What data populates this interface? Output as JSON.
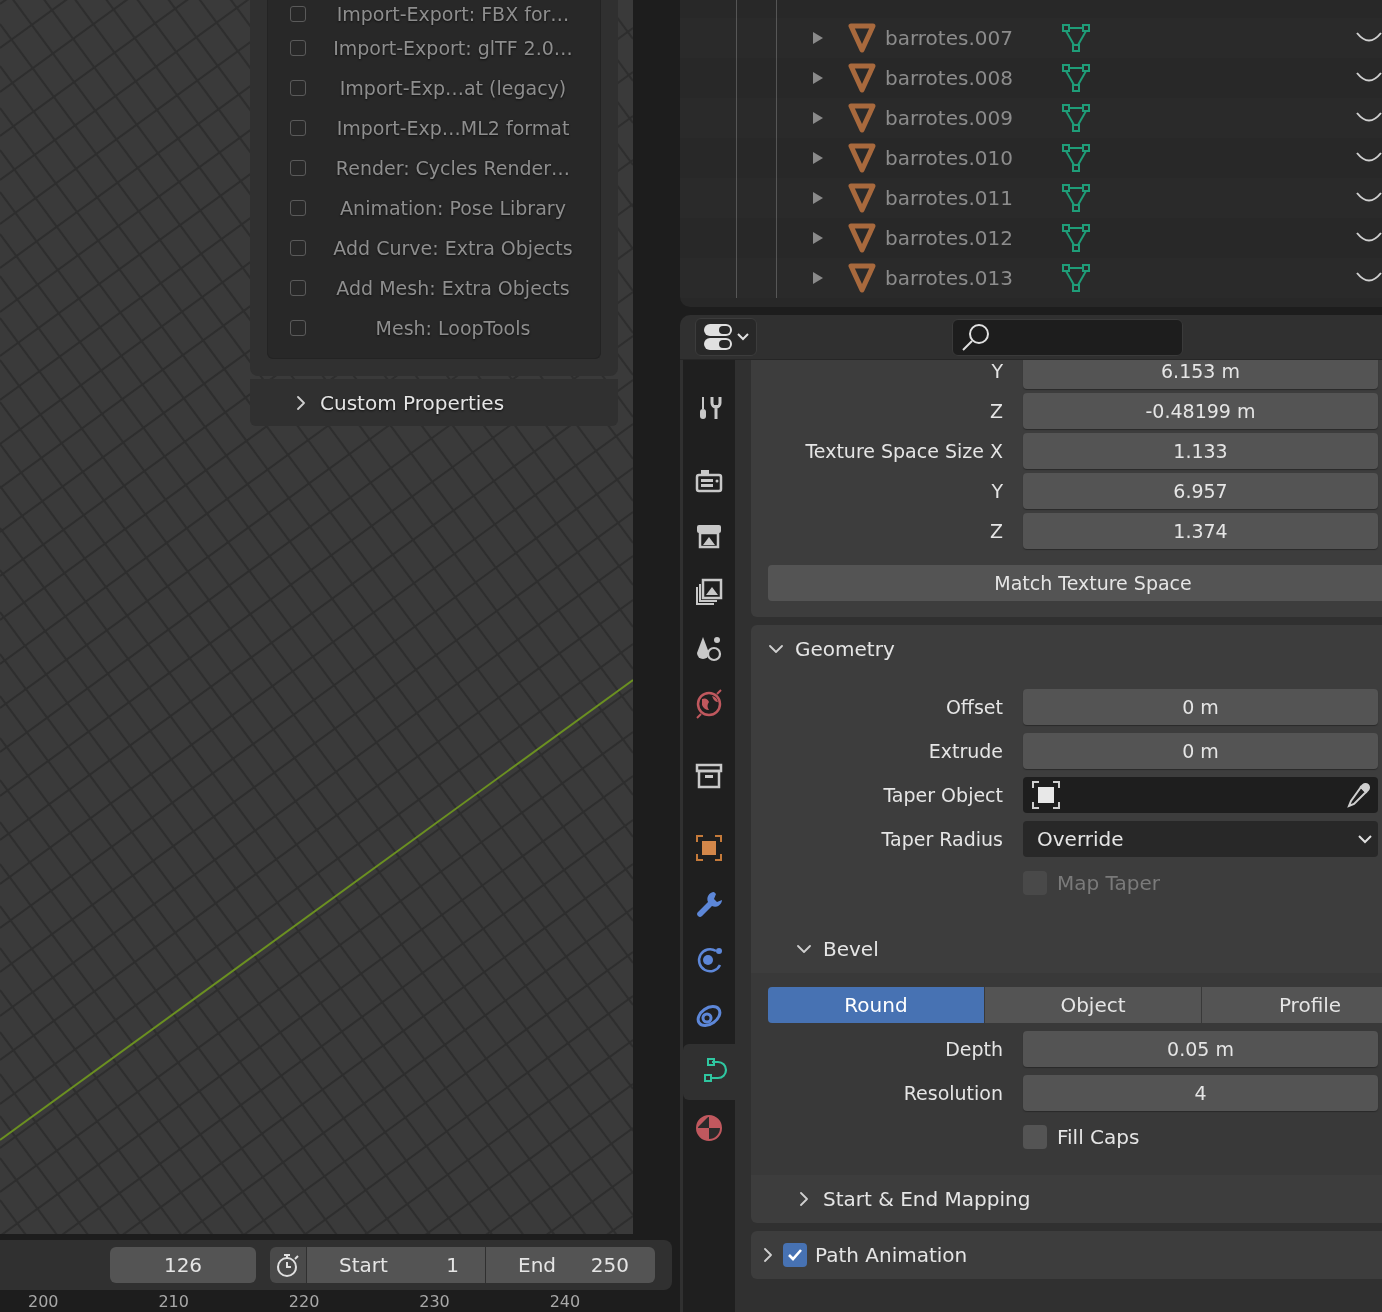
{
  "addons": {
    "items": [
      {
        "label": "Import-Export: FBX for…",
        "checked": false
      },
      {
        "label": "Import-Export: glTF 2.0…",
        "checked": false
      },
      {
        "label": "Import-Exp…at (legacy)",
        "checked": false
      },
      {
        "label": "Import-Exp…ML2 format",
        "checked": false
      },
      {
        "label": "Render: Cycles Render…",
        "checked": false
      },
      {
        "label": "Animation: Pose Library",
        "checked": false
      },
      {
        "label": "Add Curve: Extra Objects",
        "checked": false
      },
      {
        "label": "Add Mesh: Extra Objects",
        "checked": false
      },
      {
        "label": "Mesh: LoopTools",
        "checked": false
      }
    ],
    "custom_properties": {
      "title": "Custom Properties",
      "expanded": false
    }
  },
  "timeline": {
    "current_frame": "126",
    "start_label": "Start",
    "start": "1",
    "end_label": "End",
    "end": "250",
    "ruler": [
      "200",
      "210",
      "220",
      "230",
      "240"
    ]
  },
  "outliner": {
    "rows": [
      {
        "name": "barrotes.007",
        "expanded": false
      },
      {
        "name": "barrotes.008",
        "expanded": false
      },
      {
        "name": "barrotes.009",
        "expanded": false
      },
      {
        "name": "barrotes.010",
        "expanded": false
      },
      {
        "name": "barrotes.011",
        "expanded": false
      },
      {
        "name": "barrotes.012",
        "expanded": false
      },
      {
        "name": "barrotes.013",
        "expanded": false
      }
    ]
  },
  "properties": {
    "tab_groups": [
      [
        {
          "kind": "tool",
          "selected": false
        }
      ],
      [
        {
          "kind": "render",
          "selected": false
        },
        {
          "kind": "output",
          "selected": false
        },
        {
          "kind": "view_layer",
          "selected": false
        },
        {
          "kind": "scene",
          "selected": false
        },
        {
          "kind": "world",
          "selected": false
        }
      ],
      [
        {
          "kind": "collection",
          "selected": false
        }
      ],
      [
        {
          "kind": "object",
          "selected": false
        },
        {
          "kind": "modifiers",
          "selected": false
        },
        {
          "kind": "particles",
          "selected": false
        },
        {
          "kind": "physics",
          "selected": false
        },
        {
          "kind": "curve_data",
          "selected": true
        },
        {
          "kind": "material",
          "selected": false
        }
      ]
    ],
    "texture_space": {
      "rows": [
        {
          "label": "Y",
          "value": "6.153 m"
        },
        {
          "label": "Z",
          "value": "-0.48199 m"
        },
        {
          "label": "Texture Space Size X",
          "value": "1.133"
        },
        {
          "label": "Y",
          "value": "6.957"
        },
        {
          "label": "Z",
          "value": "1.374"
        }
      ],
      "button": "Match Texture Space"
    },
    "geometry": {
      "title": "Geometry",
      "expanded": true,
      "fields": [
        {
          "kind": "number",
          "label": "Offset",
          "value": "0 m"
        },
        {
          "kind": "number",
          "label": "Extrude",
          "value": "0 m"
        },
        {
          "kind": "object",
          "label": "Taper Object"
        },
        {
          "kind": "dropdown",
          "label": "Taper Radius",
          "value": "Override"
        },
        {
          "kind": "checkbox",
          "label": "Map Taper",
          "checked": false,
          "disabled": true
        }
      ],
      "bevel": {
        "title": "Bevel",
        "expanded": true,
        "modes": [
          {
            "label": "Round",
            "selected": true
          },
          {
            "label": "Object",
            "selected": false
          },
          {
            "label": "Profile",
            "selected": false
          }
        ],
        "fields": [
          {
            "kind": "number",
            "label": "Depth",
            "value": "0.05 m"
          },
          {
            "kind": "number",
            "label": "Resolution",
            "value": "4"
          },
          {
            "kind": "checkbox",
            "label": "Fill Caps",
            "checked": false,
            "disabled": false
          }
        ]
      },
      "start_end_mapping": {
        "title": "Start & End Mapping",
        "expanded": false
      }
    },
    "path_animation": {
      "title": "Path Animation",
      "expanded": false,
      "checked": true
    }
  }
}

• **DIRECTION**: Reproduce each line of the records exactly, and omit every picture.

• **EXERCISE SOLUTION**:
What data populates this interface? Output as JSON.
{
  "addons": {
    "items": [
      {
        "label": "Import-Export: FBX for…",
        "checked": false
      },
      {
        "label": "Import-Export: glTF 2.0…",
        "checked": false
      },
      {
        "label": "Import-Exp…at (legacy)",
        "checked": false
      },
      {
        "label": "Import-Exp…ML2 format",
        "checked": false
      },
      {
        "label": "Render: Cycles Render…",
        "checked": false
      },
      {
        "label": "Animation: Pose Library",
        "checked": false
      },
      {
        "label": "Add Curve: Extra Objects",
        "checked": false
      },
      {
        "label": "Add Mesh: Extra Objects",
        "checked": false
      },
      {
        "label": "Mesh: LoopTools",
        "checked": false
      }
    ],
    "custom_properties": {
      "title": "Custom Properties",
      "expanded": false
    }
  },
  "timeline": {
    "current_frame": "126",
    "start_label": "Start",
    "start": "1",
    "end_label": "End",
    "end": "250",
    "ruler": [
      "200",
      "210",
      "220",
      "230",
      "240"
    ]
  },
  "outliner": {
    "rows": [
      {
        "name": "barrotes.007",
        "expanded": false
      },
      {
        "name": "barrotes.008",
        "expanded": false
      },
      {
        "name": "barrotes.009",
        "expanded": false
      },
      {
        "name": "barrotes.010",
        "expanded": false
      },
      {
        "name": "barrotes.011",
        "expanded": false
      },
      {
        "name": "barrotes.012",
        "expanded": false
      },
      {
        "name": "barrotes.013",
        "expanded": false
      }
    ]
  },
  "properties": {
    "tab_groups": [
      [
        {
          "kind": "tool",
          "selected": false
        }
      ],
      [
        {
          "kind": "render",
          "selected": false
        },
        {
          "kind": "output",
          "selected": false
        },
        {
          "kind": "view_layer",
          "selected": false
        },
        {
          "kind": "scene",
          "selected": false
        },
        {
          "kind": "world",
          "selected": false
        }
      ],
      [
        {
          "kind": "collection",
          "selected": false
        }
      ],
      [
        {
          "kind": "object",
          "selected": false
        },
        {
          "kind": "modifiers",
          "selected": false
        },
        {
          "kind": "particles",
          "selected": false
        },
        {
          "kind": "physics",
          "selected": false
        },
        {
          "kind": "curve_data",
          "selected": true
        },
        {
          "kind": "material",
          "selected": false
        }
      ]
    ],
    "texture_space": {
      "rows": [
        {
          "label": "Y",
          "value": "6.153 m"
        },
        {
          "label": "Z",
          "value": "-0.48199 m"
        },
        {
          "label": "Texture Space Size X",
          "value": "1.133"
        },
        {
          "label": "Y",
          "value": "6.957"
        },
        {
          "label": "Z",
          "value": "1.374"
        }
      ],
      "button": "Match Texture Space"
    },
    "geometry": {
      "title": "Geometry",
      "expanded": true,
      "fields": [
        {
          "kind": "number",
          "label": "Offset",
          "value": "0 m"
        },
        {
          "kind": "number",
          "label": "Extrude",
          "value": "0 m"
        },
        {
          "kind": "object",
          "label": "Taper Object"
        },
        {
          "kind": "dropdown",
          "label": "Taper Radius",
          "value": "Override"
        },
        {
          "kind": "checkbox",
          "label": "Map Taper",
          "checked": false,
          "disabled": true
        }
      ],
      "bevel": {
        "title": "Bevel",
        "expanded": true,
        "modes": [
          {
            "label": "Round",
            "selected": true
          },
          {
            "label": "Object",
            "selected": false
          },
          {
            "label": "Profile",
            "selected": false
          }
        ],
        "fields": [
          {
            "kind": "number",
            "label": "Depth",
            "value": "0.05 m"
          },
          {
            "kind": "number",
            "label": "Resolution",
            "value": "4"
          },
          {
            "kind": "checkbox",
            "label": "Fill Caps",
            "checked": false,
            "disabled": false
          }
        ]
      },
      "start_end_mapping": {
        "title": "Start & End Mapping",
        "expanded": false
      }
    },
    "path_animation": {
      "title": "Path Animation",
      "expanded": false,
      "checked": true
    }
  }
}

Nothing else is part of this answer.